*WHAT NEEDS TO BE DONE*.
Search the material below for the string "Inflation" and list each line that holds it.

*DATA IN THIS EXERCISE*.

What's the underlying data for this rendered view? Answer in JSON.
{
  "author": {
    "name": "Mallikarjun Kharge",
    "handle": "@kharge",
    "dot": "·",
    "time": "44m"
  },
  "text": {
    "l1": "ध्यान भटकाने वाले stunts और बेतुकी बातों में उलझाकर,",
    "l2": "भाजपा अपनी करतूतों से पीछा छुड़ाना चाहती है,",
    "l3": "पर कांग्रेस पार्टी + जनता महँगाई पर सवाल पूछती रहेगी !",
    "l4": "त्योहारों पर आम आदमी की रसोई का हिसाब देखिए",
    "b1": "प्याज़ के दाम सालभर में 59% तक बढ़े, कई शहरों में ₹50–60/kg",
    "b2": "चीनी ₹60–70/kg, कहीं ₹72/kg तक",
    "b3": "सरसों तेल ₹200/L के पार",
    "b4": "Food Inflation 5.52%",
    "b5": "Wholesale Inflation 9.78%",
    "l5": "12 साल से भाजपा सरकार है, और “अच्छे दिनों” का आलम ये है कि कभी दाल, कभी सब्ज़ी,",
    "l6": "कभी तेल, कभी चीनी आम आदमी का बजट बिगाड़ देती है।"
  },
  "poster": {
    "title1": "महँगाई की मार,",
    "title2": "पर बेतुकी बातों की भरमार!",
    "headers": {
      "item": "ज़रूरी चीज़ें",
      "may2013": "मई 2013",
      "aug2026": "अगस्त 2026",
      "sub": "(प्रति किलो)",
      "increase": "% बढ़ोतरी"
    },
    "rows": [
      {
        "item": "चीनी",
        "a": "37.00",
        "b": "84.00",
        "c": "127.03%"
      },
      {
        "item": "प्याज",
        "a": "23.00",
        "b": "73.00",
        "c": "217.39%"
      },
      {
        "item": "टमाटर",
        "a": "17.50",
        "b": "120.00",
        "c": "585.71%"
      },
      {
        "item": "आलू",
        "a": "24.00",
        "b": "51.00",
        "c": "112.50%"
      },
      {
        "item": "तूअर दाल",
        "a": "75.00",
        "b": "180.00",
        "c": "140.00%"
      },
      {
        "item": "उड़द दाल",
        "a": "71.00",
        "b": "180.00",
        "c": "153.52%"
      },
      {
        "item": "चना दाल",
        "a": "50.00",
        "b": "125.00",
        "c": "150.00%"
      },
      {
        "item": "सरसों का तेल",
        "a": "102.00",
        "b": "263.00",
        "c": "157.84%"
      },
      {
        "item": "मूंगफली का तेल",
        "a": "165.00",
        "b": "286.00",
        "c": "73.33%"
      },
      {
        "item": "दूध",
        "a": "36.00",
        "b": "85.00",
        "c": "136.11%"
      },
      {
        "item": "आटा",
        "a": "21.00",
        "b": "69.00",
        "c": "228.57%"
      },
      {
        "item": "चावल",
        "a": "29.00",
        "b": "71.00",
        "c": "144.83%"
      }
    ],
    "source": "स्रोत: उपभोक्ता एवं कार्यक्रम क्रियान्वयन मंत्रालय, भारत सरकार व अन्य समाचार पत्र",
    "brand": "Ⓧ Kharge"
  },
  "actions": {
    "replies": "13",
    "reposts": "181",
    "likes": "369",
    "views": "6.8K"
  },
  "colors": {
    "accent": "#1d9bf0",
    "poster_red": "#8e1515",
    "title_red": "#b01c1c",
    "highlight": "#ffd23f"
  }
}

*RESPONSE TO THE EXERCISE*.
    "b4": "Food Inflation 5.52%",
    "b5": "Wholesale Inflation 9.78%",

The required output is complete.